* start *

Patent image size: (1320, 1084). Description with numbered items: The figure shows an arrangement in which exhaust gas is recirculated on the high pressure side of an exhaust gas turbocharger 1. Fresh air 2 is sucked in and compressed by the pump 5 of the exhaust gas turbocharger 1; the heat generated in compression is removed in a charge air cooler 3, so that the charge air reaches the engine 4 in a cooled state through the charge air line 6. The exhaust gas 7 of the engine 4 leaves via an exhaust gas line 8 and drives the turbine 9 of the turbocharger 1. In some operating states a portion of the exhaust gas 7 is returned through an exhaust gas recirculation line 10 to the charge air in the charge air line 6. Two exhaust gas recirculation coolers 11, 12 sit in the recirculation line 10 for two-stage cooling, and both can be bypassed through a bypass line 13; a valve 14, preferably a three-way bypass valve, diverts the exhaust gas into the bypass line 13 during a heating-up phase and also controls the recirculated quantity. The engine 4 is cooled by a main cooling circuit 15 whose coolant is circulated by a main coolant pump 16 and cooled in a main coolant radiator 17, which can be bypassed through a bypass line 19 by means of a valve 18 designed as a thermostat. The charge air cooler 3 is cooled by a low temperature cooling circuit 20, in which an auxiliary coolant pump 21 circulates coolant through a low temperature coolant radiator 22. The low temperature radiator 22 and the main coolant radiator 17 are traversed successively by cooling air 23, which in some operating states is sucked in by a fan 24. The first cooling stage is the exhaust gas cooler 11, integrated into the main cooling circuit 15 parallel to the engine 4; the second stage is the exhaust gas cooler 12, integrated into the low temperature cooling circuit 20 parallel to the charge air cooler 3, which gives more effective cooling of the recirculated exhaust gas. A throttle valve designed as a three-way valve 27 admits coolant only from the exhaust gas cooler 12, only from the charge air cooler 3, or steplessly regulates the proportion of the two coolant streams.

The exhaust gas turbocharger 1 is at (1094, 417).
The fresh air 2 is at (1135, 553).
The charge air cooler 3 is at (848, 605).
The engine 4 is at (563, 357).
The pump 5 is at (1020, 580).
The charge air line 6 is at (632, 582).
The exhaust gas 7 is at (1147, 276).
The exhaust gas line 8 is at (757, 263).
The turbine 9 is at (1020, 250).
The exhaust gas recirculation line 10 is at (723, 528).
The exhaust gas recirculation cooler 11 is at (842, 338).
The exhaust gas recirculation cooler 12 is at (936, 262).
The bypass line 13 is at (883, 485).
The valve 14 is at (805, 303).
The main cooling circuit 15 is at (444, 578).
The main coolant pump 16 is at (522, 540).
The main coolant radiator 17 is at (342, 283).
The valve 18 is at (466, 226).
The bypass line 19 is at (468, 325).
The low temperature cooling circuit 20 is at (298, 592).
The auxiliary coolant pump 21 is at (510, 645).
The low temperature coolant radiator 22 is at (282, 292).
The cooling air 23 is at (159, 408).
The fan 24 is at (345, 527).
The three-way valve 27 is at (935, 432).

* end *

(What the exercise asks):
Copy out the listing above line for line, keeping every word and number unchanged.

(Written solution):
Patent image size: (1320, 1084). Description with numbered items: The figure shows an arrangement in which exhaust gas is recirculated on the high pressure side of an exhaust gas turbocharger 1. Fresh air 2 is sucked in and compressed by the pump 5 of the exhaust gas turbocharger 1; the heat generated in compression is removed in a charge air cooler 3, so that the charge air reaches the engine 4 in a cooled state through the charge air line 6. The exhaust gas 7 of the engine 4 leaves via an exhaust gas line 8 and drives the turbine 9 of the turbocharger 1. In some operating states a portion of the exhaust gas 7 is returned through an exhaust gas recirculation line 10 to the charge air in the charge air line 6. Two exhaust gas recirculation coolers 11, 12 sit in the recirculation line 10 for two-stage cooling, and both can be bypassed through a bypass line 13; a valve 14, preferably a three-way bypass valve, diverts the exhaust gas into the bypass line 13 during a heating-up phase and also controls the recirculated quantity. The engine 4 is cooled by a main cooling circuit 15 whose coolant is circulated by a main coolant pump 16 and cooled in a main coolant radiator 17, which can be bypassed through a bypass line 19 by means of a valve 18 designed as a thermostat. The charge air cooler 3 is cooled by a low temperature cooling circuit 20, in which an auxiliary coolant pump 21 circulates coolant through a low temperature coolant radiator 22. The low temperature radiator 22 and the main coolant radiator 17 are traversed successively by cooling air 23, which in some operating states is sucked in by a fan 24. The first cooling stage is the exhaust gas cooler 11, integrated into the main cooling circuit 15 parallel to the engine 4; the second stage is the exhaust gas cooler 12, integrated into the low temperature cooling circuit 20 parallel to the charge air cooler 3, which gives more effective cooling of the recirculated exhaust gas. A throttle valve designed as a three-way valve 27 admits coolant only from the exhaust gas cooler 12, only from the charge air cooler 3, or steplessly regulates the proportion of the two coolant streams.

The exhaust gas turbocharger 1 is at (1094, 417).
The fresh air 2 is at (1135, 553).
The charge air cooler 3 is at (848, 605).
The engine 4 is at (563, 357).
The pump 5 is at (1020, 580).
The charge air line 6 is at (632, 582).
The exhaust gas 7 is at (1147, 276).
The exhaust gas line 8 is at (757, 263).
The turbine 9 is at (1020, 250).
The exhaust gas recirculation line 10 is at (723, 528).
The exhaust gas recirculation cooler 11 is at (842, 338).
The exhaust gas recirculation cooler 12 is at (936, 262).
The bypass line 13 is at (883, 485).
The valve 14 is at (805, 303).
The main cooling circuit 15 is at (444, 578).
The main coolant pump 16 is at (522, 540).
The main coolant radiator 17 is at (342, 283).
The valve 18 is at (466, 226).
The bypass line 19 is at (468, 325).
The low temperature cooling circuit 20 is at (298, 592).
The auxiliary coolant pump 21 is at (510, 645).
The low temperature coolant radiator 22 is at (282, 292).
The cooling air 23 is at (159, 408).
The fan 24 is at (345, 527).
The three-way valve 27 is at (935, 432).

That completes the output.